*Assignment:*
Could you restate every record below word for word?
===== Data section
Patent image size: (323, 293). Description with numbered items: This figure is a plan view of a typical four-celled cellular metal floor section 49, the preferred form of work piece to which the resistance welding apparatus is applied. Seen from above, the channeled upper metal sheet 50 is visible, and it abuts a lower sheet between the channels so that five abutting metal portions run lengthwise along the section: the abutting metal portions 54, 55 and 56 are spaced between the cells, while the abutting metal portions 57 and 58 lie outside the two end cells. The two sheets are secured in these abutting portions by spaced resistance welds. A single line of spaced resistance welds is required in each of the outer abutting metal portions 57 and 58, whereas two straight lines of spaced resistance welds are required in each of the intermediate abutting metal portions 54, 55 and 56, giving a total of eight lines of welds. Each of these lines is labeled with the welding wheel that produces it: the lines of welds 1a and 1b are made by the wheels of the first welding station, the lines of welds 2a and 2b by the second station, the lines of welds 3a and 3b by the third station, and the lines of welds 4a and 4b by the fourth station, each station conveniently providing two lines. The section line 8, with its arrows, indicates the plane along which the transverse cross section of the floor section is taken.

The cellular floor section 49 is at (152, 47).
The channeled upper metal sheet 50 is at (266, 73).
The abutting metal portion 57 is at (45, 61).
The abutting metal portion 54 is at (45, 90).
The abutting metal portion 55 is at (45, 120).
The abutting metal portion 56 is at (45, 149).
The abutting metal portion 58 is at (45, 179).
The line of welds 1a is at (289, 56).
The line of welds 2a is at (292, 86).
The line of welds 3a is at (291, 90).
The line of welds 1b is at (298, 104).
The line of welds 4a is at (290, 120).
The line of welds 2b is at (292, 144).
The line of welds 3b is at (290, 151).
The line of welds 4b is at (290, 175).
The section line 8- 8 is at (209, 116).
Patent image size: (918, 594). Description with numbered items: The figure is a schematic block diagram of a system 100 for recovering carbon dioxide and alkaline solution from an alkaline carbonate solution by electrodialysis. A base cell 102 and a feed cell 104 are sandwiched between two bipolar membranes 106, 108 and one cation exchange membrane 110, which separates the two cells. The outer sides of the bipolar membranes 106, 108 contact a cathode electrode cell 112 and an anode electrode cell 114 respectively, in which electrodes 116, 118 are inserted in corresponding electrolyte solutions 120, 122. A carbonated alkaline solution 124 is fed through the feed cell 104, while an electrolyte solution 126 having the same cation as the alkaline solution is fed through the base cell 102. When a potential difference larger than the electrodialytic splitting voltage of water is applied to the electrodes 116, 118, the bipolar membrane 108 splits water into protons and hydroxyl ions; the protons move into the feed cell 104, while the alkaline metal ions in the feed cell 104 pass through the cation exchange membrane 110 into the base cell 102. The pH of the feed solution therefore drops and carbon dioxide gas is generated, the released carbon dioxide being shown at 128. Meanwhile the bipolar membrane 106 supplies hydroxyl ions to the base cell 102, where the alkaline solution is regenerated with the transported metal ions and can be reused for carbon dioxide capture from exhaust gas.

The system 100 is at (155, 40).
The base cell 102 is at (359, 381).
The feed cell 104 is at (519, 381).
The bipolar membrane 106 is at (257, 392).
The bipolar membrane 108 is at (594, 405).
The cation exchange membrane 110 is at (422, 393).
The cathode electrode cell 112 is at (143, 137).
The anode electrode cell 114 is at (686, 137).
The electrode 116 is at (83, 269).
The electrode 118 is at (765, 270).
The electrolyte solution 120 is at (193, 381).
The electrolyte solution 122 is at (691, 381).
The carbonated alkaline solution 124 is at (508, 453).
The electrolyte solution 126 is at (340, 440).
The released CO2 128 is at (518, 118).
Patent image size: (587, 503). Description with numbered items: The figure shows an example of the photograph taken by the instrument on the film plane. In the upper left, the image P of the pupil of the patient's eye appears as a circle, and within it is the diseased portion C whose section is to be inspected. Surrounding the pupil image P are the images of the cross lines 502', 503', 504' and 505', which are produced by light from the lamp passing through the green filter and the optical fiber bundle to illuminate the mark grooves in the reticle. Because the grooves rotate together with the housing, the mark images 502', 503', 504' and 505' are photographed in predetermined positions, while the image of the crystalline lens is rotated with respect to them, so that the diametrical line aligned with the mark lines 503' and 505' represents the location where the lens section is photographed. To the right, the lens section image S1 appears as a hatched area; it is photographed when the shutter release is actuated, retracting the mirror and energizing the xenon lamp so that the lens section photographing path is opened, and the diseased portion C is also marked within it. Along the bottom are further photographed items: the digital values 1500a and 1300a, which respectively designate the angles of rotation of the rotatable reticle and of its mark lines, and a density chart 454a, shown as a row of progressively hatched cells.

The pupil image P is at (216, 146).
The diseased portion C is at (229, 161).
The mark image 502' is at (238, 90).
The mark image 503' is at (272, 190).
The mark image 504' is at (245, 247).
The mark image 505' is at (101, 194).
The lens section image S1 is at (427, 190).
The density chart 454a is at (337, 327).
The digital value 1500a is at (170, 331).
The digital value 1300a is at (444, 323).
==========
*Result for this exercise:*
Patent image size: (323, 293). Description with numbered items: This figure is a plan view of a typical four-celled cellular metal floor section 49, the preferred form of work piece to which the resistance welding apparatus is applied. Seen from above, the channeled upper metal sheet 50 is visible, and it abuts a lower sheet between the channels so that five abutting metal portions run lengthwise along the section: the abutting metal portions 54, 55 and 56 are spaced between the cells, while the abutting metal portions 57 and 58 lie outside the two end cells. The two sheets are secured in these abutting portions by spaced resistance welds. A single line of spaced resistance welds is required in each of the outer abutting metal portions 57 and 58, whereas two straight lines of spaced resistance welds are required in each of the intermediate abutting metal portions 54, 55 and 56, giving a total of eight lines of welds. Each of these lines is labeled with the welding wheel that produces it: the lines of welds 1a and 1b are made by the wheels of the first welding station, the lines of welds 2a and 2b by the second station, the lines of welds 3a and 3b by the third station, and the lines of welds 4a and 4b by the fourth station, each station conveniently providing two lines. The section line 8, with its arrows, indicates the plane along which the transverse cross section of the floor section is taken.

The cellular floor section 49 is at (152, 47).
The channeled upper metal sheet 50 is at (266, 73).
The abutting metal portion 57 is at (45, 61).
The abutting metal portion 54 is at (45, 90).
The abutting metal portion 55 is at (45, 120).
The abutting metal portion 56 is at (45, 149).
The abutting metal portion 58 is at (45, 179).
The line of welds 1a is at (289, 56).
The line of welds 2a is at (292, 86).
The line of welds 3a is at (291, 90).
The line of welds 1b is at (298, 104).
The line of welds 4a is at (290, 120).
The line of welds 2b is at (292, 144).
The line of welds 3b is at (290, 151).
The line of welds 4b is at (290, 175).
The section line 8- 8 is at (209, 116).
Patent image size: (918, 594). Description with numbered items: The figure is a schematic block diagram of a system 100 for recovering carbon dioxide and alkaline solution from an alkaline carbonate solution by electrodialysis. A base cell 102 and a feed cell 104 are sandwiched between two bipolar membranes 106, 108 and one cation exchange membrane 110, which separates the two cells. The outer sides of the bipolar membranes 106, 108 contact a cathode electrode cell 112 and an anode electrode cell 114 respectively, in which electrodes 116, 118 are inserted in corresponding electrolyte solutions 120, 122. A carbonated alkaline solution 124 is fed through the feed cell 104, while an electrolyte solution 126 having the same cation as the alkaline solution is fed through the base cell 102. When a potential difference larger than the electrodialytic splitting voltage of water is applied to the electrodes 116, 118, the bipolar membrane 108 splits water into protons and hydroxyl ions; the protons move into the feed cell 104, while the alkaline metal ions in the feed cell 104 pass through the cation exchange membrane 110 into the base cell 102. The pH of the feed solution therefore drops and carbon dioxide gas is generated, the released carbon dioxide being shown at 128. Meanwhile the bipolar membrane 106 supplies hydroxyl ions to the base cell 102, where the alkaline solution is regenerated with the transported metal ions and can be reused for carbon dioxide capture from exhaust gas.

The system 100 is at (155, 40).
The base cell 102 is at (359, 381).
The feed cell 104 is at (519, 381).
The bipolar membrane 106 is at (257, 392).
The bipolar membrane 108 is at (594, 405).
The cation exchange membrane 110 is at (422, 393).
The cathode electrode cell 112 is at (143, 137).
The anode electrode cell 114 is at (686, 137).
The electrode 116 is at (83, 269).
The electrode 118 is at (765, 270).
The electrolyte solution 120 is at (193, 381).
The electrolyte solution 122 is at (691, 381).
The carbonated alkaline solution 124 is at (508, 453).
The electrolyte solution 126 is at (340, 440).
The released CO2 128 is at (518, 118).
Patent image size: (587, 503). Description with numbered items: The figure shows an example of the photograph taken by the instrument on the film plane. In the upper left, the image P of the pupil of the patient's eye appears as a circle, and within it is the diseased portion C whose section is to be inspected. Surrounding the pupil image P are the images of the cross lines 502', 503', 504' and 505', which are produced by light from the lamp passing through the green filter and the optical fiber bundle to illuminate the mark grooves in the reticle. Because the grooves rotate together with the housing, the mark images 502', 503', 504' and 505' are photographed in predetermined positions, while the image of the crystalline lens is rotated with respect to them, so that the diametrical line aligned with the mark lines 503' and 505' represents the location where the lens section is photographed. To the right, the lens section image S1 appears as a hatched area; it is photographed when the shutter release is actuated, retracting the mirror and energizing the xenon lamp so that the lens section photographing path is opened, and the diseased portion C is also marked within it. Along the bottom are further photographed items: the digital values 1500a and 1300a, which respectively designate the angles of rotation of the rotatable reticle and of its mark lines, and a density chart 454a, shown as a row of progressively hatched cells.

The pupil image P is at (216, 146).
The diseased portion C is at (229, 161).
The mark image 502' is at (238, 90).
The mark image 503' is at (272, 190).
The mark image 504' is at (245, 247).
The mark image 505' is at (101, 194).
The lens section image S1 is at (427, 190).
The density chart 454a is at (337, 327).
The digital value 1500a is at (170, 331).
The digital value 1300a is at (444, 323).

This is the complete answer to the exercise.